**PROBLEM STATEMENT:**
Every line that contains the word "或指其书曰" should be copied.

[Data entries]
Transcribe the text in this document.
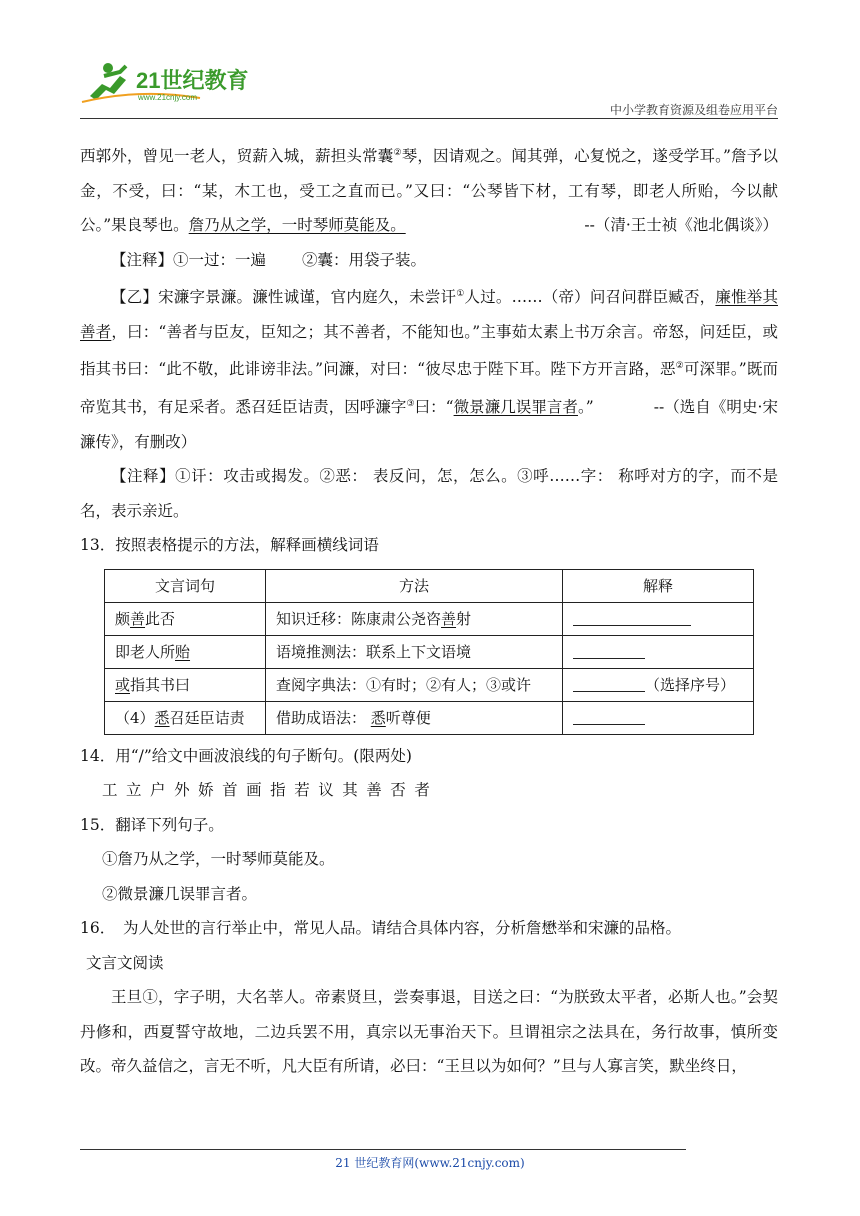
21世纪教育
www.21cnjy.com
中小学教育资源及组卷应用平台

西郭外，曾见一老人，贸薪入城，薪担头常囊②琴，因请观之。闻其弹，心复悦之，遂受学耳。”詹予以金，不受，曰：“某，木工也，受工之直而已。”又曰：“公琴皆下材，工有琴，即老人所贻，今以献公。”果良琴也。詹乃从之学，一时琴师莫能及。	--（清·王士祯《池北偶谈》）

【注释】①一过：一遍 ②囊：用袋子装。

【乙】宋濂字景濂。濂性诚谨，官内庭久，未尝讦①人过。……（帝）问召问群臣臧否，廉惟举其善者，曰：“善者与臣友，臣知之；其不善者，不能知也。”主事茹太素上书万余言。帝怒，问廷臣，或指其书曰：“此不敬，此诽谤非法。”问濂，对曰：“彼尽忠于陛下耳。陛下方开言路，恶②可深罪。”既而帝览其书，有足采者。悉召廷臣诘责，因呼濂字③曰：“微景濂几误罪言者。”	--（选自《明史·宋濂传》，有删改）

【注释】①讦：攻击或揭发。②恶： 表反问，怎，怎么。③呼……字： 称呼对方的字，而不是名，表示亲近。

13．按照表格提示的方法，解释画横线词语

文言词句	方法	解释
颇善此否	知识迁移：陈康肃公尧咨善射	
即老人所贻	语境推测法：联系上下文语境	
或指其书曰	查阅字典法：①有时；②有人；③或许	（选择序号）
（4）悉召廷臣诘责	借助成语法： 悉听尊便	

14．用“/”给文中画波浪线的句子断句。(限两处)

工立户外娇首画指若议其善否者

15．翻译下列句子。

①詹乃从之学，一时琴师莫能及。

②微景濂几误罪言者。

16．　为人处世的言行举止中，常见人品。请结合具体内容，分析詹懋举和宋濂的品格。

文言文阅读

王旦①，字子明，大名莘人。帝素贤旦，尝奏事退，目送之曰：“为朕致太平者，必斯人也。”会契丹修和，西夏誓守故地，二边兵罢不用，真宗以无事治天下。旦谓祖宗之法具在，务行故事，慎所变改。帝久益信之，言无不听，凡大臣有所请，必曰：“王旦以为如何？”旦与人寡言笑，默坐终日，

21 世纪教育网(www.21cnjy.com)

**EXPECTED OUTPUT:**
【乙】宋濂字景濂。濂性诚谨，官内庭久，未尝讦①人过。……（帝）问召问群臣臧否，廉惟举其善者，曰：“善者与臣友，臣知之；其不善者，不能知也。”主事茹太素上书万余言。帝怒，问廷臣，或指其书曰：“此不敬，此诽谤非法。”问濂，对曰：“彼尽忠于陛下耳。陛下方开言路，恶②可深罪。”既而帝览其书，有足采者。悉召廷臣诘责，因呼濂字③曰：“微景濂几误罪言者。”	--（选自《明史·宋濂传》，有删改）
或指其书曰	查阅字典法：①有时；②有人；③或许	（选择序号）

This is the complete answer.